» **Saved data entries**

┏━━

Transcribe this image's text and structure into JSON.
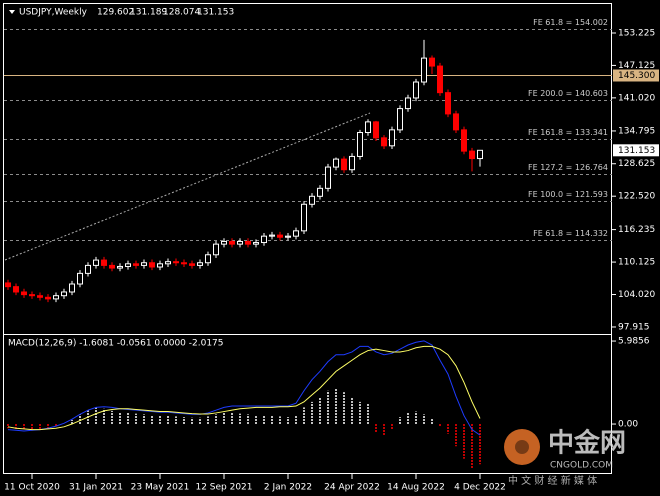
{
  "chart_data": [
    {
      "type": "candlestick",
      "title": "USDJPY,Weekly",
      "categories": [
        null,
        null,
        null,
        "11 Oct 2020",
        null,
        null,
        null,
        null,
        null,
        null,
        null,
        "31 Jan 2021",
        null,
        null,
        null,
        null,
        null,
        null,
        null,
        "23 May 2021",
        null,
        null,
        null,
        null,
        null,
        null,
        null,
        "12 Sep 2021",
        null,
        null,
        null,
        null,
        null,
        null,
        null,
        "2 Jan 2022",
        null,
        null,
        null,
        null,
        null,
        null,
        null,
        "24 Apr 2022",
        null,
        null,
        null,
        null,
        null,
        null,
        null,
        "14 Aug 2022",
        null,
        null,
        null,
        null,
        null,
        null,
        null,
        "4 Dec 2022"
      ],
      "open": [
        106.2,
        105.5,
        104.5,
        104,
        103.8,
        103.5,
        103.2,
        103.8,
        104.5,
        106,
        108,
        109.5,
        110.5,
        109.5,
        109,
        109.3,
        109.8,
        109.5,
        110,
        109.2,
        109.8,
        110.2,
        110,
        109.8,
        109.5,
        110,
        111.5,
        113.5,
        114,
        113.5,
        114,
        113.5,
        113.8,
        115,
        115.2,
        114.8,
        115,
        116,
        121,
        122.5,
        124,
        128,
        129.5,
        127.5,
        130,
        134.5,
        136.5,
        133.5,
        132,
        135,
        139,
        141,
        144,
        148.5,
        147,
        142,
        138,
        135,
        131,
        129.602
      ],
      "high": [
        106.8,
        106.1,
        105.1,
        104.6,
        104.4,
        104.1,
        104.4,
        105.1,
        106.6,
        108.6,
        110.1,
        111.1,
        111.1,
        110.1,
        109.9,
        110.4,
        110.4,
        110.6,
        110.6,
        110.4,
        110.8,
        110.8,
        110.6,
        110.4,
        110.6,
        112.1,
        114.1,
        114.6,
        114.6,
        114.6,
        114.6,
        114.4,
        115.6,
        115.8,
        115.8,
        115.6,
        116.6,
        121.6,
        123.1,
        124.6,
        128.6,
        129.8,
        130,
        130.6,
        135,
        137,
        136.7,
        134,
        135.6,
        139.6,
        141.6,
        144.6,
        151.94,
        149,
        147.6,
        142.6,
        138.6,
        135.6,
        131.6,
        131.189
      ],
      "low": [
        104.9,
        103.9,
        103.4,
        103.2,
        102.9,
        102.6,
        102.6,
        103.2,
        103.9,
        105.4,
        107.4,
        108.9,
        108.9,
        108.4,
        108.4,
        108.7,
        108.9,
        108.9,
        108.6,
        108.6,
        109.2,
        109.4,
        109.2,
        108.9,
        108.9,
        109.4,
        110.9,
        112.9,
        112.9,
        112.9,
        112.9,
        112.9,
        113.2,
        114.4,
        114.2,
        114.2,
        114.4,
        115.4,
        120.4,
        121.9,
        123.4,
        127.4,
        126.9,
        126.9,
        129.4,
        133.9,
        132.9,
        131.4,
        131.4,
        134.4,
        138.4,
        140.4,
        143.4,
        145.5,
        141.4,
        137.4,
        134.4,
        130.4,
        127.2,
        128.074
      ],
      "close": [
        105.5,
        104.5,
        104,
        103.8,
        103.5,
        103.2,
        103.8,
        104.5,
        106,
        108,
        109.5,
        110.5,
        109.5,
        109,
        109.3,
        109.8,
        109.5,
        110,
        109.2,
        109.8,
        110.2,
        110,
        109.8,
        109.5,
        110,
        111.5,
        113.5,
        114,
        113.5,
        114,
        113.5,
        113.8,
        115,
        115.2,
        114.8,
        115,
        116,
        121,
        122.5,
        124,
        128,
        129.5,
        127.5,
        130,
        134.5,
        136.5,
        133.5,
        132,
        135,
        139,
        141,
        144,
        148.5,
        147,
        142,
        138,
        135,
        131,
        129.602,
        131.153
      ],
      "up_color": "#ffffff",
      "down_color": "#ff0000",
      "ylim": [
        96.97,
        158.49
      ],
      "yticks": [
        153.225,
        147.125,
        {
          "value": 141.02,
          "label": "141.020"
        },
        134.795,
        128.625,
        {
          "value": 122.52,
          "label": "122.520"
        },
        116.235,
        110.125,
        {
          "value": 104.02,
          "label": "104.020"
        },
        97.915
      ],
      "levels": [
        {
          "label": "FE 61.8 = 154.002",
          "value": 154.002
        },
        {
          "label": "FE 200.0 = 140.603",
          "value": 140.603
        },
        {
          "label": "FE 161.8 = 133.341",
          "value": 133.341
        },
        {
          "label": "FE 127.2 = 126.764",
          "value": 126.764
        },
        {
          "label": "FE 100.0 = 121.593",
          "value": 121.593
        },
        {
          "label": "FE 61.8 = 114.332",
          "value": 114.332
        }
      ],
      "hline": {
        "value": 145.3,
        "label": "145.300",
        "color": "#d8b482"
      }
    },
    {
      "type": "macd",
      "title": "MACD(12,26,9) -1.6081 -0.0561 0.0000 -2.0175",
      "values": [
        -0.3,
        -0.35,
        -0.4,
        -0.4,
        -0.35,
        -0.3,
        -0.2,
        0,
        0.3,
        0.7,
        1.0,
        1.2,
        1.1,
        0.95,
        0.85,
        0.8,
        0.75,
        0.7,
        0.65,
        0.6,
        0.6,
        0.55,
        0.5,
        0.45,
        0.45,
        0.55,
        0.7,
        0.8,
        0.8,
        0.75,
        0.7,
        0.65,
        0.65,
        0.6,
        0.55,
        0.5,
        0.6,
        1.2,
        1.6,
        1.9,
        2.4,
        2.6,
        2.3,
        1.9,
        1.6,
        1.5,
        -0.6,
        -0.8,
        -0.4,
        0.5,
        0.8,
        0.9,
        0.7,
        0.4,
        -0.2,
        -0.7,
        -1.6,
        -2.5,
        -3.2,
        -2.9
      ],
      "up_color": "#ffffff",
      "down_color": "#ff0000",
      "series": [
        {
          "color": "#1e3cff",
          "values": [
            -0.4,
            -0.45,
            -0.5,
            -0.45,
            -0.4,
            -0.3,
            -0.15,
            0.05,
            0.35,
            0.7,
            1.0,
            1.2,
            1.25,
            1.2,
            1.1,
            1.05,
            1.0,
            0.95,
            0.9,
            0.85,
            0.85,
            0.8,
            0.75,
            0.7,
            0.7,
            0.8,
            1.0,
            1.2,
            1.3,
            1.3,
            1.3,
            1.3,
            1.3,
            1.3,
            1.3,
            1.3,
            1.5,
            2.4,
            3.2,
            3.8,
            4.5,
            5.0,
            5.0,
            5.2,
            5.6,
            5.6,
            5.2,
            5.0,
            5.1,
            5.4,
            5.7,
            5.9,
            6.0,
            5.7,
            4.6,
            3.6,
            2.0,
            0.6,
            -0.4,
            -0.8
          ]
        },
        {
          "color": "#ffff66",
          "values": [
            -0.2,
            -0.3,
            -0.35,
            -0.4,
            -0.4,
            -0.35,
            -0.3,
            -0.2,
            0,
            0.25,
            0.5,
            0.75,
            0.95,
            1.05,
            1.1,
            1.1,
            1.05,
            1.0,
            0.95,
            0.9,
            0.9,
            0.85,
            0.8,
            0.75,
            0.72,
            0.72,
            0.8,
            0.9,
            1.0,
            1.1,
            1.15,
            1.2,
            1.2,
            1.2,
            1.25,
            1.25,
            1.3,
            1.6,
            2.1,
            2.6,
            3.2,
            3.8,
            4.2,
            4.6,
            5.0,
            5.3,
            5.4,
            5.3,
            5.2,
            5.2,
            5.3,
            5.5,
            5.6,
            5.6,
            5.4,
            5.0,
            4.2,
            3.0,
            1.6,
            0.4
          ]
        }
      ],
      "ylim": [
        -3.46,
        6.35
      ],
      "yticks": [
        5.9856,
        {
          "value": 0,
          "label": "0.00"
        }
      ]
    }
  ],
  "watermark": {
    "brand": "中金网",
    "site": "CNGOLD.COM",
    "tagline": "中 文 财 经 新 媒 体"
  }
}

┗━━

» **Work to be completed**
Identify which lines contain the word "label" and copy each one.

» **The solution**
          "label": "141.020"
          "label": "122.520"
          "label": "104.020"
          "label": "FE 61.8 = 154.002",
          "label": "FE 200.0 = 140.603",
          "label": "FE 161.8 = 133.341",
          "label": "FE 127.2 = 126.764",
          "label": "FE 100.0 = 121.593",
          "label": "FE 61.8 = 114.332",
        "label": "145.300",
          "label": "0.00"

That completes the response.